(Dataset excerpts)
_ _ _ _ _

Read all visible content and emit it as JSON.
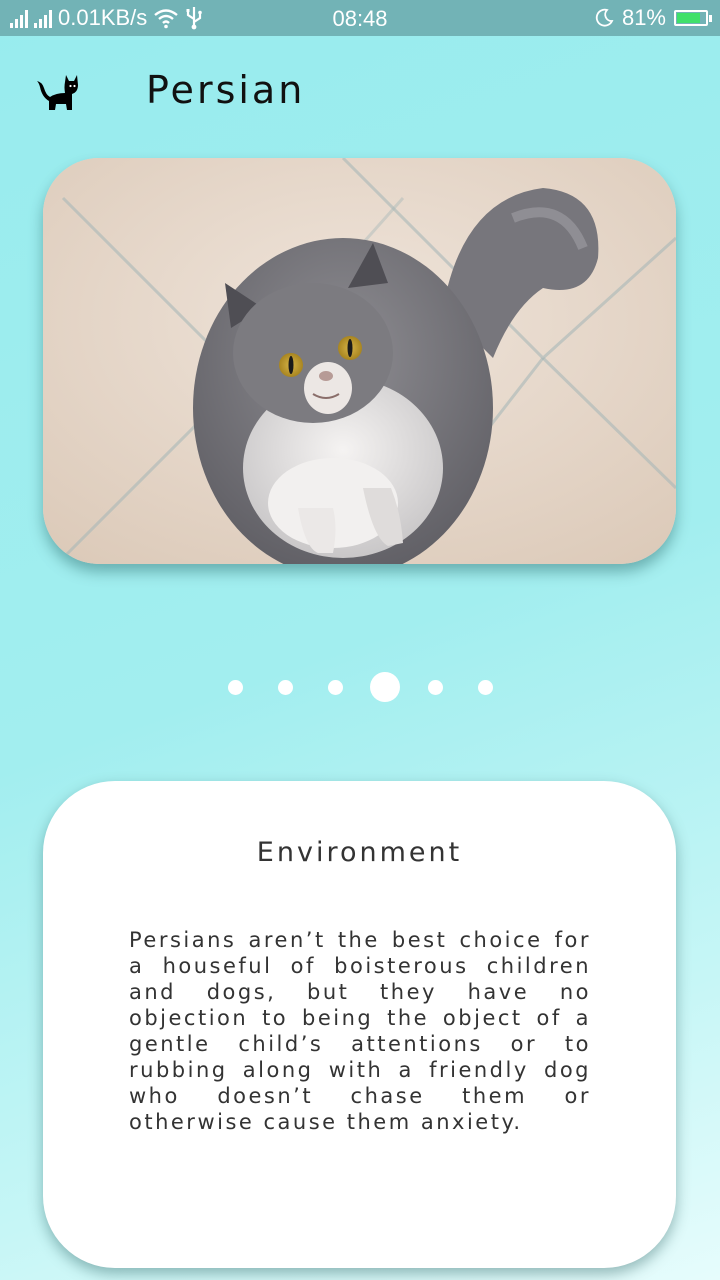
{
  "status_bar": {
    "network_speed": "0.01KB/s",
    "time": "08:48",
    "battery_percent": "81%",
    "battery_level": 0.81,
    "icons": [
      "signal-icon",
      "signal-icon",
      "wifi-icon",
      "usb-icon",
      "moon-icon",
      "battery-charging-icon"
    ]
  },
  "header": {
    "title": "Persian",
    "icon": "cat-icon"
  },
  "carousel": {
    "page_count": 6,
    "active_index": 3,
    "image_subject": "grey and white Persian cat on tiled floor"
  },
  "info_card": {
    "heading": "Environment",
    "body": "Persians aren’t the best choice for a houseful of boisterous children and dogs, but they have no objection to being the object of a gentle child’s attentions or to rubbing along with a friendly dog who doesn’t chase them or otherwise cause them anxiety."
  },
  "colors": {
    "status_bar": "#72b3b6",
    "background_top": "#98ecee",
    "background_bottom": "#e6fcfc",
    "card": "#ffffff",
    "battery_fill": "#3fe06a"
  }
}
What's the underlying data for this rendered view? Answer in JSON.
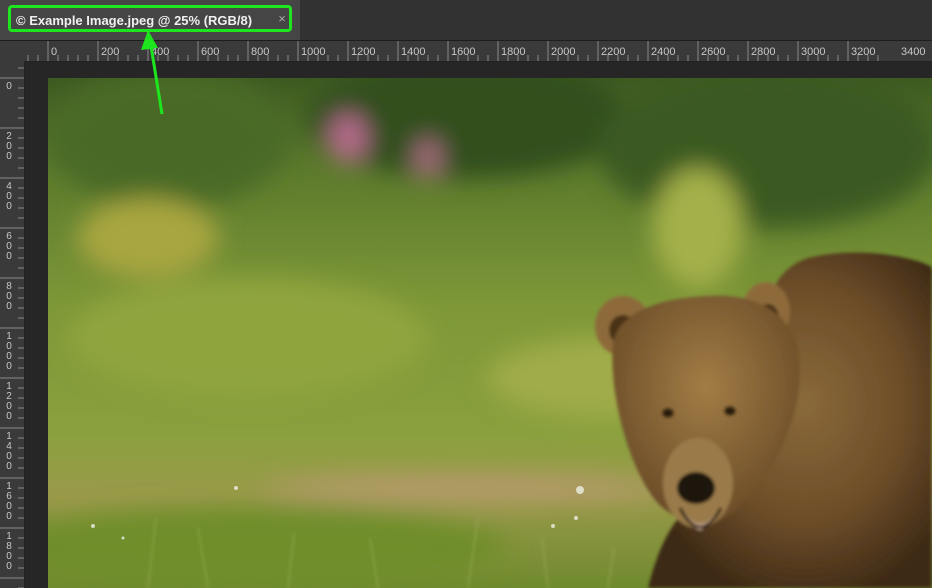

_ _ _ _ _

◆ STATED TASK: Go through the material above and count the lines that include "JSON". Give the number alone.

◆ SOLVED EXERCISE: 2